» Request 1:
In the passage on façade noise control, how much do sound absorbing louvers reduce the average sound pressure level compared with the standard shading system?
» Request 2:
Decide whether each statement agrees with the passage on façade noise control: (a) Louvers reduce noise more effectively at lower sound frequencies than at higher ones. (b) Absorptive materials on the underside of louver slats can attenuate the indirect reflected path. (c) The extruding balcony was tested on a single-story model. Answer yes or no for each, quoting the deciding words.

For these reasons, there are several studies on the acoustical performance of building façade components such as lintels and louvers. Lintels and louvers seldom achieve acoustical performance, but significant acoustical improvement occurs with an absorbent surface. Louvers with ventilation openings are proven to reduce noise transmission by blocking the direct sound propagation. Particularly, absorptive materials applied to the underside of louver slats can attenuate the indirect reflected path. Noise reduction of louvers is valid at the higher frequencies of sound rather than at lower sound frequencies due to sound diffraction [9]. Thin and rigid screens placed on the walls of a tall building were simulated to predict noise attenuation from the direct sound incidence [10]. Sound absorbing shading systems applied to building façades reduce the average sound pressure level (SPL) of 5 or 6 dB when sound absorbing louvers are used compared to the standard shading system [11]. An extruding building balcony was tested for acoustical insertion loss using a multi-story scale model depending on geometrical variables such as a floor width-to-depth ratio and canopy ceiling angles [12,13]. A wide range of noise control devices in naturally-ventilated buildings was investigated with fins, lintels, screens, protrusions, resonant devices, balconies, plenum windows, and double-wall plenum structures with air vents [14].

» Data segment:

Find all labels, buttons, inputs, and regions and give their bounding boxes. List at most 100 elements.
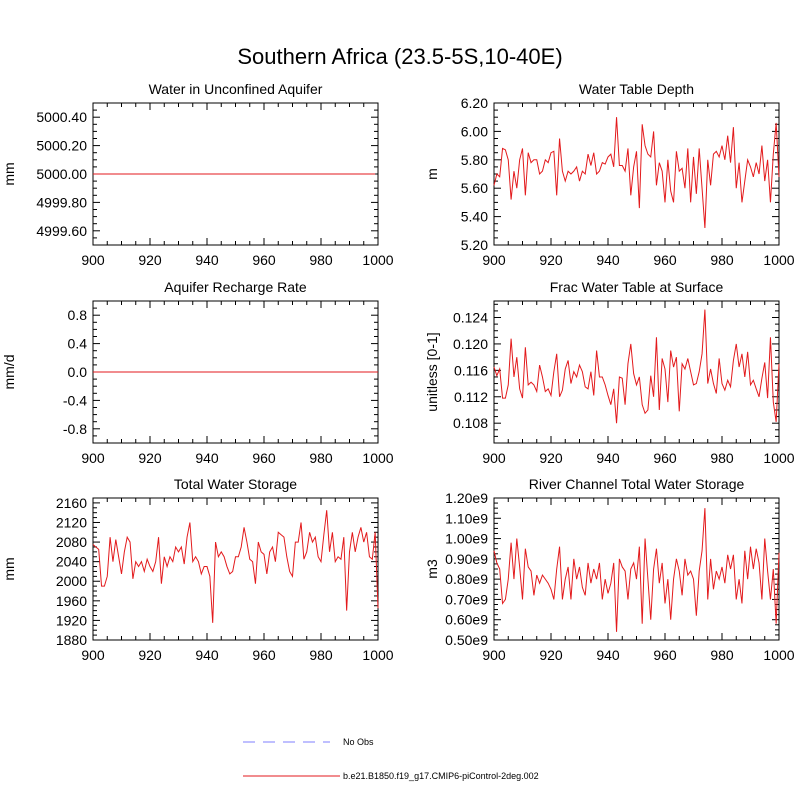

» Solution 1:
5 or 6 dB

» Solution 2:
(a) No: "Noise reduction of louvers is valid at the higher frequencies of sound rather than at lower sound frequencies due to sound diffraction"
(b) Yes: "absorptive materials applied to the underside of louver slats can attenuate the indirect reflected path"
(c) No: "tested for acoustical insertion loss using a multi-story scale model"